#### RECORD LIST
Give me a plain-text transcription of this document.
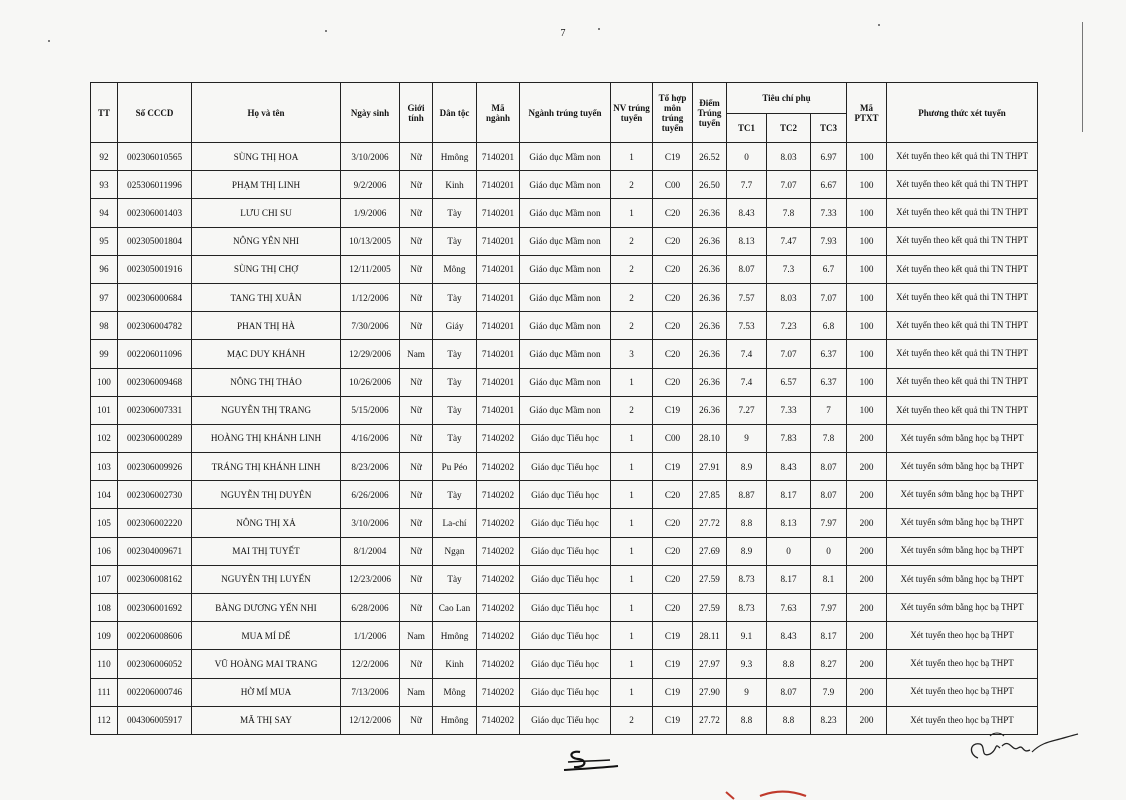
7
TT	Số CCCD	Họ và tên	Ngày sinh	Giới tính	Dân tộc	Mã ngành	Ngành trúng tuyển	NV trúng tuyển	Tổ hợp môn trúng tuyển	Điểm Trúng tuyển	Tiêu chí phụ			Mã PTXT	Phương thức xét tuyển
											TC1	TC2	TC3		
92	002306010565	SÙNG THỊ HOA	3/10/2006	Nữ	Hmông	7140201	Giáo dục Mầm non	1	C19	26.52	0	8.03	6.97	100	Xét tuyển theo kết quả thi TN THPT
93	025306011996	PHẠM THỊ LINH	9/2/2006	Nữ	Kinh	7140201	Giáo dục Mầm non	2	C00	26.50	7.7	7.07	6.67	100	Xét tuyển theo kết quả thi TN THPT
94	002306001403	LƯU CHI SU	1/9/2006	Nữ	Tày	7140201	Giáo dục Mầm non	1	C20	26.36	8.43	7.8	7.33	100	Xét tuyển theo kết quả thi TN THPT
95	002305001804	NÔNG YÊN NHI	10/13/2005	Nữ	Tày	7140201	Giáo dục Mầm non	2	C20	26.36	8.13	7.47	7.93	100	Xét tuyển theo kết quả thi TN THPT
96	002305001916	SÙNG THỊ CHỢ	12/11/2005	Nữ	Mông	7140201	Giáo dục Mầm non	2	C20	26.36	8.07	7.3	6.7	100	Xét tuyển theo kết quả thi TN THPT
97	002306000684	TANG THỊ XUÂN	1/12/2006	Nữ	Tày	7140201	Giáo dục Mầm non	2	C20	26.36	7.57	8.03	7.07	100	Xét tuyển theo kết quả thi TN THPT
98	002306004782	PHAN THỊ HÀ	7/30/2006	Nữ	Giáy	7140201	Giáo dục Mầm non	2	C20	26.36	7.53	7.23	6.8	100	Xét tuyển theo kết quả thi TN THPT
99	002206011096	MẠC DUY KHÁNH	12/29/2006	Nam	Tày	7140201	Giáo dục Mầm non	3	C20	26.36	7.4	7.07	6.37	100	Xét tuyển theo kết quả thi TN THPT
100	002306009468	NÔNG THỊ THẢO	10/26/2006	Nữ	Tày	7140201	Giáo dục Mầm non	1	C20	26.36	7.4	6.57	6.37	100	Xét tuyển theo kết quả thi TN THPT
101	002306007331	NGUYỄN THỊ TRANG	5/15/2006	Nữ	Tày	7140201	Giáo dục Mầm non	2	C19	26.36	7.27	7.33	7	100	Xét tuyển theo kết quả thi TN THPT
102	002306000289	HOÀNG THỊ KHÁNH LINH	4/16/2006	Nữ	Tày	7140202	Giáo dục Tiểu học	1	C00	28.10	9	7.83	7.8	200	Xét tuyển sớm bằng học bạ THPT
103	002306009926	TRÁNG THỊ KHÁNH LINH	8/23/2006	Nữ	Pu Péo	7140202	Giáo dục Tiểu học	1	C19	27.91	8.9	8.43	8.07	200	Xét tuyển sớm bằng học bạ THPT
104	002306002730	NGUYỄN THỊ DUYÊN	6/26/2006	Nữ	Tày	7140202	Giáo dục Tiểu học	1	C20	27.85	8.87	8.17	8.07	200	Xét tuyển sớm bằng học bạ THPT
105	002306002220	NÔNG THỊ XẢ	3/10/2006	Nữ	La-chí	7140202	Giáo dục Tiểu học	1	C20	27.72	8.8	8.13	7.97	200	Xét tuyển sớm bằng học bạ THPT
106	002304009671	MAI THỊ TUYẾT	8/1/2004	Nữ	Ngạn	7140202	Giáo dục Tiểu học	1	C20	27.69	8.9	0	0	200	Xét tuyển sớm bằng học bạ THPT
107	002306008162	NGUYỄN THỊ LUYẾN	12/23/2006	Nữ	Tày	7140202	Giáo dục Tiểu học	1	C20	27.59	8.73	8.17	8.1	200	Xét tuyển sớm bằng học bạ THPT
108	002306001692	BÀNG DƯƠNG YẾN NHI	6/28/2006	Nữ	Cao Lan	7140202	Giáo dục Tiểu học	1	C20	27.59	8.73	7.63	7.97	200	Xét tuyển sớm bằng học bạ THPT
109	002206008606	MUA MÍ DẾ	1/1/2006	Nam	Hmông	7140202	Giáo dục Tiểu học	1	C19	28.11	9.1	8.43	8.17	200	Xét tuyển theo học bạ THPT
110	002306006052	VŨ HOÀNG MAI TRANG	12/2/2006	Nữ	Kinh	7140202	Giáo dục Tiểu học	1	C19	27.97	9.3	8.8	8.27	200	Xét tuyển theo học bạ THPT
111	002206000746	HỜ MÍ MUA	7/13/2006	Nam	Mông	7140202	Giáo dục Tiểu học	1	C19	27.90	9	8.07	7.9	200	Xét tuyển theo học bạ THPT
112	004306005917	MÃ THỊ SAY	12/12/2006	Nữ	Hmông	7140202	Giáo dục Tiểu học	2	C19	27.72	8.8	8.8	8.23	200	Xét tuyển theo học bạ THPT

#### SET EXERCISE
Read the data above. Pull out each line in which the string "KHÁNH" appears.

#### EXERCISE SOLUTION
99	002206011096	MẠC DUY KHÁNH	12/29/2006	Nam	Tày	7140201	Giáo dục Mầm non	3	C20	26.36	7.4	7.07	6.37	100	Xét tuyển theo kết quả thi TN THPT
102	002306000289	HOÀNG THỊ KHÁNH LINH	4/16/2006	Nữ	Tày	7140202	Giáo dục Tiểu học	1	C00	28.10	9	7.83	7.8	200	Xét tuyển sớm bằng học bạ THPT
103	002306009926	TRÁNG THỊ KHÁNH LINH	8/23/2006	Nữ	Pu Péo	7140202	Giáo dục Tiểu học	1	C19	27.91	8.9	8.43	8.07	200	Xét tuyển sớm bằng học bạ THPT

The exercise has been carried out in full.